● What is being asked:
Reproduce the material word for word; the images stay out.

-- Start Record set --

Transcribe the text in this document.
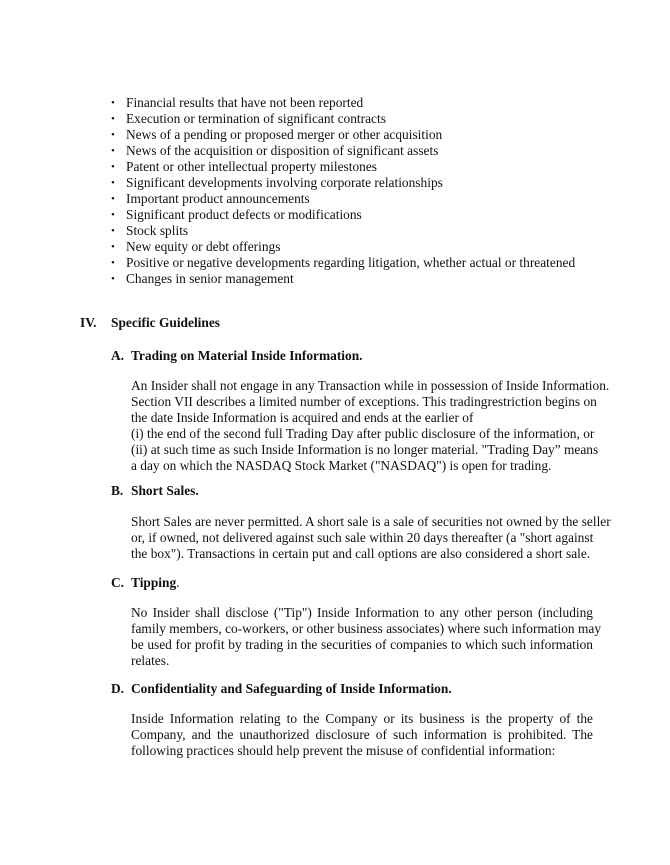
• Financial results that have not been reported
• Execution or termination of significant contracts
• News of a pending or proposed merger or other acquisition
• News of the acquisition or disposition of significant assets
• Patent or other intellectual property milestones
• Significant developments involving corporate relationships
• Important product announcements
• Significant product defects or modifications
• Stock splits
• New equity or debt offerings
• Positive or negative developments regarding litigation, whether actual or threatened
• Changes in senior management
IV. Specific Guidelines
A. Trading on Material Inside Information.
An Insider shall not engage in any Transaction while in possession of Inside Information.
Section VII describes a limited number of exceptions. This tradingrestriction begins on
the date Inside Information is acquired and ends at the earlier of
(i) the end of the second full Trading Day after public disclosure of the information, or
(ii) at such time as such Inside Information is no longer material. "Trading Day” means
a day on which the NASDAQ Stock Market ("NASDAQ") is open for trading.
B. Short Sales.
Short Sales are never permitted. A short sale is a sale of securities not owned by the seller
or, if owned, not delivered against such sale within 20 days thereafter (a "short against
the box"). Transactions in certain put and call options are also considered a short sale.
C. Tipping.
No Insider shall disclose ("Tip") Inside Information to any other person (including
family members, co-workers, or other business associates) where such information may
be used for profit by trading in the securities of companies to which such information
relates.
D. Confidentiality and Safeguarding of Inside Information.
Inside Information relating to the Company or its business is the property of the
Company, and the unauthorized disclosure of such information is prohibited. The
following practices should help prevent the misuse of confidential information:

-- End Record set --

● Exercise answer:
Transcribe the text in this document.
• Financial results that have not been reported
• Execution or termination of significant contracts
• News of a pending or proposed merger or other acquisition
• News of the acquisition or disposition of significant assets
• Patent or other intellectual property milestones
• Significant developments involving corporate relationships
• Important product announcements
• Significant product defects or modifications
• Stock splits
• New equity or debt offerings
• Positive or negative developments regarding litigation, whether actual or threatened
• Changes in senior management
IV. Specific Guidelines
A. Trading on Material Inside Information.
An Insider shall not engage in any Transaction while in possession of Inside Information.
Section VII describes a limited number of exceptions. This tradingrestriction begins on
the date Inside Information is acquired and ends at the earlier of
(i) the end of the second full Trading Day after public disclosure of the information, or
(ii) at such time as such Inside Information is no longer material. "Trading Day” means
a day on which the NASDAQ Stock Market ("NASDAQ") is open for trading.
B. Short Sales.
Short Sales are never permitted. A short sale is a sale of securities not owned by the seller
or, if owned, not delivered against such sale within 20 days thereafter (a "short against
the box"). Transactions in certain put and call options are also considered a short sale.
C. Tipping.
No Insider shall disclose ("Tip") Inside Information to any other person (including
family members, co-workers, or other business associates) where such information may
be used for profit by trading in the securities of companies to which such information
relates.
D. Confidentiality and Safeguarding of Inside Information.
Inside Information relating to the Company or its business is the property of the
Company, and the unauthorized disclosure of such information is prohibited. The
following practices should help prevent the misuse of confidential information:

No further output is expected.